**Work to do**
From the entries below, extract every line that includes the word "shine".
╭──
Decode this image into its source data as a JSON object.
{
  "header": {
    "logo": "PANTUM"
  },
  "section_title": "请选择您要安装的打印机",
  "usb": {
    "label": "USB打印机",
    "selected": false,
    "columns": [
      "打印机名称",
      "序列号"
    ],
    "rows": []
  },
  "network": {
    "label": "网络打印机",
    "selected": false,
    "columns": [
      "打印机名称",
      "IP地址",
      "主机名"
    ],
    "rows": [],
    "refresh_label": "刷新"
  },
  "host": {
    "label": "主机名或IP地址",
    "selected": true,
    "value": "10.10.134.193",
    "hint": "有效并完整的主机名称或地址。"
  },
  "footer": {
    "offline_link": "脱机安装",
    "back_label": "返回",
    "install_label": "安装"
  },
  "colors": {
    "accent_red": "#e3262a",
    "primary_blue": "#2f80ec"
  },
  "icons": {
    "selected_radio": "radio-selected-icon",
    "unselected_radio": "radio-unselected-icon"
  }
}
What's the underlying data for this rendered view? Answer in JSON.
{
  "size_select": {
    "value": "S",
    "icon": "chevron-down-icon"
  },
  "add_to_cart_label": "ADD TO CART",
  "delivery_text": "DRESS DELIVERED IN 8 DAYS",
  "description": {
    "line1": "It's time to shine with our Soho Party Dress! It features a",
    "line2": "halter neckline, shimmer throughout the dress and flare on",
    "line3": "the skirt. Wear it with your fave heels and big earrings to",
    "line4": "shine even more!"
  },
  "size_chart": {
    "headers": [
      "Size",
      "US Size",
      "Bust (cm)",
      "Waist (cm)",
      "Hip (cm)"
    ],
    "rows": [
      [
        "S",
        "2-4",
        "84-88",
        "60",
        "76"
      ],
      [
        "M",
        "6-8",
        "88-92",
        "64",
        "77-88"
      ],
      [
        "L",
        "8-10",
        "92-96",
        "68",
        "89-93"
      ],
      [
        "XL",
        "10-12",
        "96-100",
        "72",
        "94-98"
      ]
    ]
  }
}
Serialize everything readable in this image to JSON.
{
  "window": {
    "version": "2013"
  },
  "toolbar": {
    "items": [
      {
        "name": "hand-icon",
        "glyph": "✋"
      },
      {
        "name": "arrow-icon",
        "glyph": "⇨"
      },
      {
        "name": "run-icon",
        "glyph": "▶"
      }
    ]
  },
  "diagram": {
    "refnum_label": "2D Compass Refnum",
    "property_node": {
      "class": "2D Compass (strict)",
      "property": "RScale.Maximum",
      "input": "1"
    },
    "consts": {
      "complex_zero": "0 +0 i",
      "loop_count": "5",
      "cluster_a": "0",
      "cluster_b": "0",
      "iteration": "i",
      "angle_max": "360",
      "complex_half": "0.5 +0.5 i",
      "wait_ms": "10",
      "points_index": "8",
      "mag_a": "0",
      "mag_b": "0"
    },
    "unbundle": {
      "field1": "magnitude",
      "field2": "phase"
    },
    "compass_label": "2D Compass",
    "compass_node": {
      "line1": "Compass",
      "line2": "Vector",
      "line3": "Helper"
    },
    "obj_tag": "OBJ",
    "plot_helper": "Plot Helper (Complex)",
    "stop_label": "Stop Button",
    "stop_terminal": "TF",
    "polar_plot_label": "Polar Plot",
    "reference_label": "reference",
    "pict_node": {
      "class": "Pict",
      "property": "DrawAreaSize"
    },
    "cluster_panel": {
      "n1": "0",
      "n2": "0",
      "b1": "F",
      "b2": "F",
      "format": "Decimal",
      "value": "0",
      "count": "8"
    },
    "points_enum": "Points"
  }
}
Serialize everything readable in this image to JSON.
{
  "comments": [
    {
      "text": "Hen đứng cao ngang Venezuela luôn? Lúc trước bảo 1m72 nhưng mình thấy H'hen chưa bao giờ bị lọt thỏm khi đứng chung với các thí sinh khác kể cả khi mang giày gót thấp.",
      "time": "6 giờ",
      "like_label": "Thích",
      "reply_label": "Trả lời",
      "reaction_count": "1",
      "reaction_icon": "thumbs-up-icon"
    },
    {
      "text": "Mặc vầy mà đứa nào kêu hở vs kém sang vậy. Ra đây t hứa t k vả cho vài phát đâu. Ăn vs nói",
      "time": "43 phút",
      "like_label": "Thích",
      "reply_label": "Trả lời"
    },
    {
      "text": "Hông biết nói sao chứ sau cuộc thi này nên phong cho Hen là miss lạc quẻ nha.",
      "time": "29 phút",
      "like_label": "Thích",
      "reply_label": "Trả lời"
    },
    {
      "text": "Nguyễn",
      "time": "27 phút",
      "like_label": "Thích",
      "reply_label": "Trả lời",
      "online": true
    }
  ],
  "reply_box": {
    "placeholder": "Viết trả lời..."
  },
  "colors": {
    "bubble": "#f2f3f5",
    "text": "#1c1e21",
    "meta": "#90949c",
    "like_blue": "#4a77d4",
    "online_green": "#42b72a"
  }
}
╰──
**Right answer**
    "line1": "It's time to shine with our Soho Party Dress! It features a",
    "line4": "shine even more!"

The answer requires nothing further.